**AVAILABLE DATA**:
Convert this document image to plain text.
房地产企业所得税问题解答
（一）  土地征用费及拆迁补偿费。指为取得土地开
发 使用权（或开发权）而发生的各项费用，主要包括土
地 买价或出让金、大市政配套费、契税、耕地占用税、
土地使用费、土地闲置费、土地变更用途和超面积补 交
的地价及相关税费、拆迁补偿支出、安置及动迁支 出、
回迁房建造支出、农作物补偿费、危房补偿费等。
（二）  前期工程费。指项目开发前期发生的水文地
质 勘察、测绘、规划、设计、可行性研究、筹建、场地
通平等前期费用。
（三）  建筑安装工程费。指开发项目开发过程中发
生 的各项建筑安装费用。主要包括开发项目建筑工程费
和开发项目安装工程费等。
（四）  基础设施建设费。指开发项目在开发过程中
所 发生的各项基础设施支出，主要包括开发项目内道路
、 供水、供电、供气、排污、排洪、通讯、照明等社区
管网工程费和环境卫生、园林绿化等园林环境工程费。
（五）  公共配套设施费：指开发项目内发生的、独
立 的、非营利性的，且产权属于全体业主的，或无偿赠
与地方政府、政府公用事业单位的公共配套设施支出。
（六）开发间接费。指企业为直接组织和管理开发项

**TASK DETAILS**: Copy the material above back out, exactly as written.

**CORRECT RESULT**:
Convert this document image to plain text.
房地产企业所得税问题解答
（一）  土地征用费及拆迁补偿费。指为取得土地开
发 使用权（或开发权）而发生的各项费用，主要包括土
地 买价或出让金、大市政配套费、契税、耕地占用税、
土地使用费、土地闲置费、土地变更用途和超面积补 交
的地价及相关税费、拆迁补偿支出、安置及动迁支 出、
回迁房建造支出、农作物补偿费、危房补偿费等。
（二）  前期工程费。指项目开发前期发生的水文地
质 勘察、测绘、规划、设计、可行性研究、筹建、场地
通平等前期费用。
（三）  建筑安装工程费。指开发项目开发过程中发
生 的各项建筑安装费用。主要包括开发项目建筑工程费
和开发项目安装工程费等。
（四）  基础设施建设费。指开发项目在开发过程中
所 发生的各项基础设施支出，主要包括开发项目内道路
、 供水、供电、供气、排污、排洪、通讯、照明等社区
管网工程费和环境卫生、园林绿化等园林环境工程费。
（五）  公共配套设施费：指开发项目内发生的、独
立 的、非营利性的，且产权属于全体业主的，或无偿赠
与地方政府、政府公用事业单位的公共配套设施支出。
（六）开发间接费。指企业为直接组织和管理开发项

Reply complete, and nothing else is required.